Stored data entries
*****

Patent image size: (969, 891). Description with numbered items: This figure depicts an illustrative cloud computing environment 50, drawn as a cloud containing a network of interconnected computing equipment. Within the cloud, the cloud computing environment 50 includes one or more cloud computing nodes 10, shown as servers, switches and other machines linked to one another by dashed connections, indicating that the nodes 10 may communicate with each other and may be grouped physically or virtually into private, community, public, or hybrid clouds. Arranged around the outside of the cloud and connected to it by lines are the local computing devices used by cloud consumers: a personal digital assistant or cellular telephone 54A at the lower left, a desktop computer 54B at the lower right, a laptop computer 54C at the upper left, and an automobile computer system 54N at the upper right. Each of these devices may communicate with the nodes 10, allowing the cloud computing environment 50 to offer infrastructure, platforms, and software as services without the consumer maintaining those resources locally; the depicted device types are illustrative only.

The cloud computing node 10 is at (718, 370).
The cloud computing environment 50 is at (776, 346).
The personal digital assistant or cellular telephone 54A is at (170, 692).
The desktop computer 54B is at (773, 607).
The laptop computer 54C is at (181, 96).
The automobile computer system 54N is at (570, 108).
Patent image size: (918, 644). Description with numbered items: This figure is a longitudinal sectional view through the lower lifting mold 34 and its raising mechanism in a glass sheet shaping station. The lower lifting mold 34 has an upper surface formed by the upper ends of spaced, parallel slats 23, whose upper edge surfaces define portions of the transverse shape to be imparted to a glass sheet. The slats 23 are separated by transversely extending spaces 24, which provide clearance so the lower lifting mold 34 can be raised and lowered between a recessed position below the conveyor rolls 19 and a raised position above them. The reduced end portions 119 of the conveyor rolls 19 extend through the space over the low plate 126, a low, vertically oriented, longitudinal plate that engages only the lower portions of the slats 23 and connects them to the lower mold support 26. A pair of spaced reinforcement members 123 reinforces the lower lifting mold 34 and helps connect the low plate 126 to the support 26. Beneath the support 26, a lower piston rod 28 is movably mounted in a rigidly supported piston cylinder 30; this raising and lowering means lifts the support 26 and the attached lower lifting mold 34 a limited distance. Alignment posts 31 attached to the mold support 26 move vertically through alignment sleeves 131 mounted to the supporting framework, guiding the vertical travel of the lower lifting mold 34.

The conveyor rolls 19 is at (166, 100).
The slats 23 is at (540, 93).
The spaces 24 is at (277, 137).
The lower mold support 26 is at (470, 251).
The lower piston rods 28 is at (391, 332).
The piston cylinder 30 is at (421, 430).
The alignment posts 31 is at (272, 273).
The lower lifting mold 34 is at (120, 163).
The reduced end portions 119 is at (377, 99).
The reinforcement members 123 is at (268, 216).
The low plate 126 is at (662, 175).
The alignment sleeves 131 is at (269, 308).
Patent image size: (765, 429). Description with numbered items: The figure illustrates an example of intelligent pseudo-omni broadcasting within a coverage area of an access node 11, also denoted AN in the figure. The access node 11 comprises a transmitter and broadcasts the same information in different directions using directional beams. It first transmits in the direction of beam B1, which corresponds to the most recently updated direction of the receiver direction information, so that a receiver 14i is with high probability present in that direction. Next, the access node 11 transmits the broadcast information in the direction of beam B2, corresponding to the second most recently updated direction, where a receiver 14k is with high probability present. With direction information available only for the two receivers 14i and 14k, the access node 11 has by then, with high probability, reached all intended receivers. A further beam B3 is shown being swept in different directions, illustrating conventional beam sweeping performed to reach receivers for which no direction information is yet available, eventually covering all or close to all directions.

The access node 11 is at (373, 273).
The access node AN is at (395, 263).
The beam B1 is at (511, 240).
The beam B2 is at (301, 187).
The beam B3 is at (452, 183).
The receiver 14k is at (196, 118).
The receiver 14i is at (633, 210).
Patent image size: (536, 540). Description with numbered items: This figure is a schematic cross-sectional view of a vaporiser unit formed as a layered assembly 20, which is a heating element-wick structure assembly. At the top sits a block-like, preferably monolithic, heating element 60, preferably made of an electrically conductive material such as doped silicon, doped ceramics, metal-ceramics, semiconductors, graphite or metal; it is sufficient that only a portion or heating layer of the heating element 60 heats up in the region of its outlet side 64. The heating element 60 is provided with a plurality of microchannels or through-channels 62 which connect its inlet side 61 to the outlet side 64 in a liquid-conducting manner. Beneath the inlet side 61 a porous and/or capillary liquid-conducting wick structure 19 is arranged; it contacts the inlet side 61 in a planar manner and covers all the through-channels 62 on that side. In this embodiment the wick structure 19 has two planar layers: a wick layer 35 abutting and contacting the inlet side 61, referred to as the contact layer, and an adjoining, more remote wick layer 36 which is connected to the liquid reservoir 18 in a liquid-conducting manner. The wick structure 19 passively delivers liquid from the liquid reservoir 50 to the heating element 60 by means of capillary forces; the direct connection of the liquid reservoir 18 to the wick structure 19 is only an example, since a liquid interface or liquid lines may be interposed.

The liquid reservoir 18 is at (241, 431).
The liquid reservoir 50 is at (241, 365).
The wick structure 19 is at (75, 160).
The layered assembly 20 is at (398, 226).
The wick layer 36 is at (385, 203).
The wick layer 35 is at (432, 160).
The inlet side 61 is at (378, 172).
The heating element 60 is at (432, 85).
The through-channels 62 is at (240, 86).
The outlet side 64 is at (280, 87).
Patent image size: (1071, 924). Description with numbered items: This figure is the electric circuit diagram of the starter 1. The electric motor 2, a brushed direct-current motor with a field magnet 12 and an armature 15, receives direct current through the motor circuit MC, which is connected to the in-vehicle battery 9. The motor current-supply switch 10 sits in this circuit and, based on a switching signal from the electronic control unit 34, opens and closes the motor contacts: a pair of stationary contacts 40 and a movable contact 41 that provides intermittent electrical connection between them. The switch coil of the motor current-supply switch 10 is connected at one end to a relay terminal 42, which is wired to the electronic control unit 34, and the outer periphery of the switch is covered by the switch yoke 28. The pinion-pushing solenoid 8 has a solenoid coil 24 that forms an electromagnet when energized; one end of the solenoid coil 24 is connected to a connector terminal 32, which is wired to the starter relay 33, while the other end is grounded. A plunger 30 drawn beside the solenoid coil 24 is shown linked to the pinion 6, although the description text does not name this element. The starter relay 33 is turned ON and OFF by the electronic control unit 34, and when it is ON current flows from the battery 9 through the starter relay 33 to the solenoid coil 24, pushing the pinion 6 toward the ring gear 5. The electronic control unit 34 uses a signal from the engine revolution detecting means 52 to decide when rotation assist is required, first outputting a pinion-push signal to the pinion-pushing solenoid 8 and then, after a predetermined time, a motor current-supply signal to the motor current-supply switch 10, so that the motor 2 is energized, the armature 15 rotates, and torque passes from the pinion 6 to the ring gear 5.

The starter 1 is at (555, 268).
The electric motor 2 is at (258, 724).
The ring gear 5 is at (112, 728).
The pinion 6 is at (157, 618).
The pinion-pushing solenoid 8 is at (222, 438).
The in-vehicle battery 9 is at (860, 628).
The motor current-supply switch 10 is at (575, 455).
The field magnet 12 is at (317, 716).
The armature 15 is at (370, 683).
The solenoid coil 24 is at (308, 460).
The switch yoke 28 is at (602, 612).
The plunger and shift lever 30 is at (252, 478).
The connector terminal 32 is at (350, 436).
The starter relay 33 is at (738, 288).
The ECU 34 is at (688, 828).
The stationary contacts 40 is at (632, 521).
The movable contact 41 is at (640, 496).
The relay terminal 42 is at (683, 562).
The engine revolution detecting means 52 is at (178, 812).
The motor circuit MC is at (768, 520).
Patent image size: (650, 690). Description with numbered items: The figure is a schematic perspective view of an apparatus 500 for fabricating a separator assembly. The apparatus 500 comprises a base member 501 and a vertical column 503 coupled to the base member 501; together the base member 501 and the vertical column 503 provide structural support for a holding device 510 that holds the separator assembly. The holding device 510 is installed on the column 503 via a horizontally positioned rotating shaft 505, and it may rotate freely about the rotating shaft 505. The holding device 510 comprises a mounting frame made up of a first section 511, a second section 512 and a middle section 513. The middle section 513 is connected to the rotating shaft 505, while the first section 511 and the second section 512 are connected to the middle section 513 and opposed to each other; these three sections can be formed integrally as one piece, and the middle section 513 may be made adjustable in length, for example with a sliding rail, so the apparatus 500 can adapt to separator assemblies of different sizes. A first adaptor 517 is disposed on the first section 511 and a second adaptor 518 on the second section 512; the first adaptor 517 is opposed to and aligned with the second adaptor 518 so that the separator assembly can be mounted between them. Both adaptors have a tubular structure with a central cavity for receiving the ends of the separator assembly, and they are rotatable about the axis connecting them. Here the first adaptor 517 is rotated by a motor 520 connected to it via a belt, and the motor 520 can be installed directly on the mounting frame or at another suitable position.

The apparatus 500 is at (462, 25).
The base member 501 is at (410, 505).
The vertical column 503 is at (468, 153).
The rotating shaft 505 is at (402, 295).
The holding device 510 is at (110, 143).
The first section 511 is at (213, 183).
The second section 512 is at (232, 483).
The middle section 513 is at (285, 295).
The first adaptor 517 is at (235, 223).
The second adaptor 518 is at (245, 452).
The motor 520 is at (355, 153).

*****

WHAT IS ASKED » Edit the lines from the one containing "Patent image size: (536, 540)." up to and including the one containing "The outlet side 64 is at (280, 87)." so that "vaporiser unit" becomes "vaporizer unit", leaving everything else unchanged.

SOLUTION »
Patent image size: (536, 540). Description with numbered items: This figure is a schematic cross-sectional view of a vaporizer unit formed as a layered assembly 20, which is a heating element-wick structure assembly. At the top sits a block-like, preferably monolithic, heating element 60, preferably made of an electrically conductive material such as doped silicon, doped ceramics, metal-ceramics, semiconductors, graphite or metal; it is sufficient that only a portion or heating layer of the heating element 60 heats up in the region of its outlet side 64. The heating element 60 is provided with a plurality of microchannels or through-channels 62 which connect its inlet side 61 to the outlet side 64 in a liquid-conducting manner. Beneath the inlet side 61 a porous and/or capillary liquid-conducting wick structure 19 is arranged; it contacts the inlet side 61 in a planar manner and covers all the through-channels 62 on that side. In this embodiment the wick structure 19 has two planar layers: a wick layer 35 abutting and contacting the inlet side 61, referred to as the contact layer, and an adjoining, more remote wick layer 36 which is connected to the liquid reservoir 18 in a liquid-conducting manner. The wick structure 19 passively delivers liquid from the liquid reservoir 50 to the heating element 60 by means of capillary forces; the direct connection of the liquid reservoir 18 to the wick structure 19 is only an example, since a liquid interface or liquid lines may be interposed.

The liquid reservoir 18 is at (241, 431).
The liquid reservoir 50 is at (241, 365).
The wick structure 19 is at (75, 160).
The layered assembly 20 is at (398, 226).
The wick layer 36 is at (385, 203).
The wick layer 35 is at (432, 160).
The inlet side 61 is at (378, 172).
The heating element 60 is at (432, 85).
The through-channels 62 is at (240, 86).
The outlet side 64 is at (280, 87).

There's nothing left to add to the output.